What you need to do: Find the lines of data that contain the string "محفوظ", then list them.

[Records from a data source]

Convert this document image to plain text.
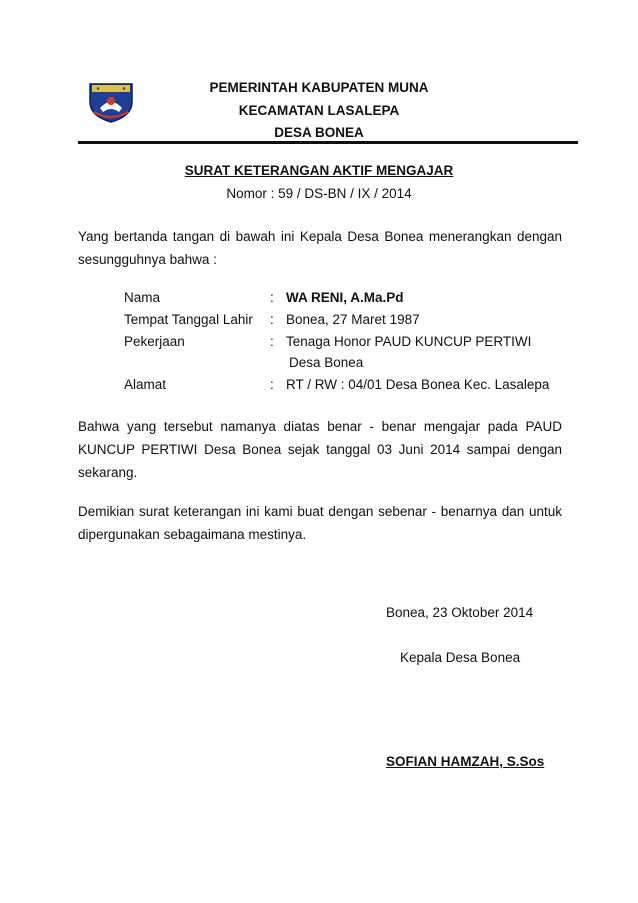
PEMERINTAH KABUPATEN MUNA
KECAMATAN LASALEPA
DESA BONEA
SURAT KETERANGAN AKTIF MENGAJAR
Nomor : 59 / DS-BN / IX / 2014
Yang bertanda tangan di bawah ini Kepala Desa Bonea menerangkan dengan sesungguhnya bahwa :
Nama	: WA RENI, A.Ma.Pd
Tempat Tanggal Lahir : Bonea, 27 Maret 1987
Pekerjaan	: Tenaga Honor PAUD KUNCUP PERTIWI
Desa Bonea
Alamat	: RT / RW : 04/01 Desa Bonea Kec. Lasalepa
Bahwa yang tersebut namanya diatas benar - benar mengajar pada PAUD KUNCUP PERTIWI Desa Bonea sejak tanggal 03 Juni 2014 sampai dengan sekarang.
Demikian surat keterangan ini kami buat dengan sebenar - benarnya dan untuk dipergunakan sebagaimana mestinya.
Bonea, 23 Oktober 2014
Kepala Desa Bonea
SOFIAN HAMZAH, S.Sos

* * *

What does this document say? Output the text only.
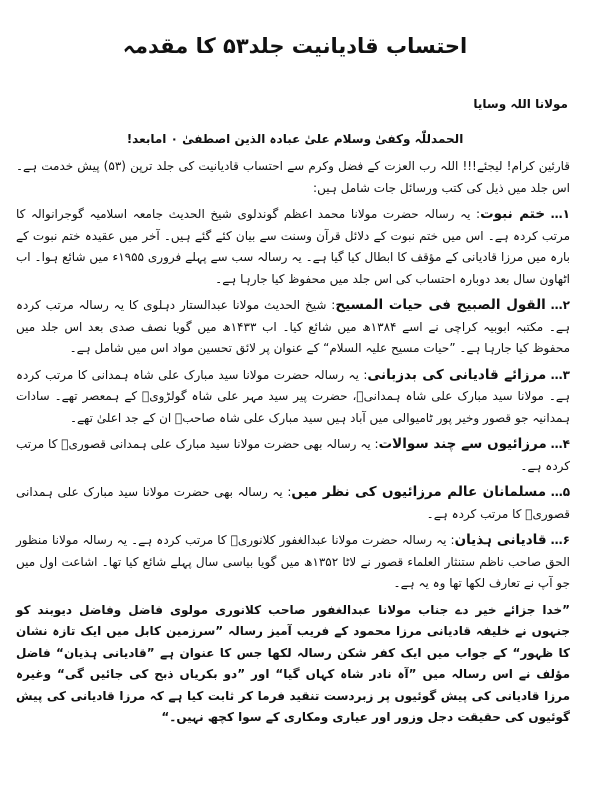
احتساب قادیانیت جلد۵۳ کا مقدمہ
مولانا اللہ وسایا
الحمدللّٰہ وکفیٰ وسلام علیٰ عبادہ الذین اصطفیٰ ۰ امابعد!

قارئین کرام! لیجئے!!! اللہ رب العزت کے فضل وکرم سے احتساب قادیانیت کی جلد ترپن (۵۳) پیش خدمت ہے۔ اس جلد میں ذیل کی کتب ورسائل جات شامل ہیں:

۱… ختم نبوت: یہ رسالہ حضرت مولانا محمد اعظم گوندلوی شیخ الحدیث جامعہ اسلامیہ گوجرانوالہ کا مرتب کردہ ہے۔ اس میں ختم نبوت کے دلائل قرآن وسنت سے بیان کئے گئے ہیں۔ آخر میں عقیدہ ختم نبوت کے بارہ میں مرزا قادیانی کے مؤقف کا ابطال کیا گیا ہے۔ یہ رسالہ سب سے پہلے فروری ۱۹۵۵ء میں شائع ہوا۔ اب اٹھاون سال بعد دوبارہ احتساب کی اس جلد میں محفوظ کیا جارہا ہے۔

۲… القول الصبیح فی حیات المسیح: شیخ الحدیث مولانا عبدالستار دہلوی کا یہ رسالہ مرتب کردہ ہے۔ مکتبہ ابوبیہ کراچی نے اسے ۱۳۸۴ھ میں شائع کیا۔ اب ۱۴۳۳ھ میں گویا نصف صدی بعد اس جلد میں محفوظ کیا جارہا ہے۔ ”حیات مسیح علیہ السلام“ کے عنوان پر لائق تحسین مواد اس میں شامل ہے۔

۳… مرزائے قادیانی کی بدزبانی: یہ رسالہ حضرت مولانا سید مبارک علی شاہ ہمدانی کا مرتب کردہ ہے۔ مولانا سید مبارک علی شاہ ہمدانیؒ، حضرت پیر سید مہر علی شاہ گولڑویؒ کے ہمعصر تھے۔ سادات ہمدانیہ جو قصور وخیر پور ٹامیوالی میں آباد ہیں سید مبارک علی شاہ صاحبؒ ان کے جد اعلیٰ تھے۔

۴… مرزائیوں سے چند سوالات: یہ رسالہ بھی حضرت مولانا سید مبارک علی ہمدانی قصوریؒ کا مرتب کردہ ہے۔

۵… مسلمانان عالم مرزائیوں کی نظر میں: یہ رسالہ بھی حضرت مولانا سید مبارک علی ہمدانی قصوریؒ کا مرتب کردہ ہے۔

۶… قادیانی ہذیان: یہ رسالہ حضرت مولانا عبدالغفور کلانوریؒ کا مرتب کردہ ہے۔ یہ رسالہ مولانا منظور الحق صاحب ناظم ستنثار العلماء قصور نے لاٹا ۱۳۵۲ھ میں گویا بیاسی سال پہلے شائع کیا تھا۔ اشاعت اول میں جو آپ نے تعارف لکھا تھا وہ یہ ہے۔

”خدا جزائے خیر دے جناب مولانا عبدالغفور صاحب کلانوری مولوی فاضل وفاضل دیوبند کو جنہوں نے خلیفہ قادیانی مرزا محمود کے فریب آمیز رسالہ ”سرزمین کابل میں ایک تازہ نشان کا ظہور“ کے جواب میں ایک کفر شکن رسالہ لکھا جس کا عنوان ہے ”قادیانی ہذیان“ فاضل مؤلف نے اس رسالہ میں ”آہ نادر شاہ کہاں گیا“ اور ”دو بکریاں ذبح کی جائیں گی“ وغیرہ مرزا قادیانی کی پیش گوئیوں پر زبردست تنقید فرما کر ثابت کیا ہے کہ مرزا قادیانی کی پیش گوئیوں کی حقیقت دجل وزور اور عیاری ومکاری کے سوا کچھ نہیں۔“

Result below:
۱… ختم نبوت: یہ رسالہ حضرت مولانا محمد اعظم گوندلوی شیخ الحدیث جامعہ اسلامیہ گوجرانوالہ کا مرتب کردہ ہے۔ اس میں ختم نبوت کے دلائل قرآن وسنت سے بیان کئے گئے ہیں۔ آخر میں عقیدہ ختم نبوت کے بارہ میں مرزا قادیانی کے مؤقف کا ابطال کیا گیا ہے۔ یہ رسالہ سب سے پہلے فروری ۱۹۵۵ء میں شائع ہوا۔ اب اٹھاون سال بعد دوبارہ احتساب کی اس جلد میں محفوظ کیا جارہا ہے۔
۲… القول الصبیح فی حیات المسیح: شیخ الحدیث مولانا عبدالستار دہلوی کا یہ رسالہ مرتب کردہ ہے۔ مکتبہ ابوبیہ کراچی نے اسے ۱۳۸۴ھ میں شائع کیا۔ اب ۱۴۳۳ھ میں گویا نصف صدی بعد اس جلد میں محفوظ کیا جارہا ہے۔ ”حیات مسیح علیہ السلام“ کے عنوان پر لائق تحسین مواد اس میں شامل ہے۔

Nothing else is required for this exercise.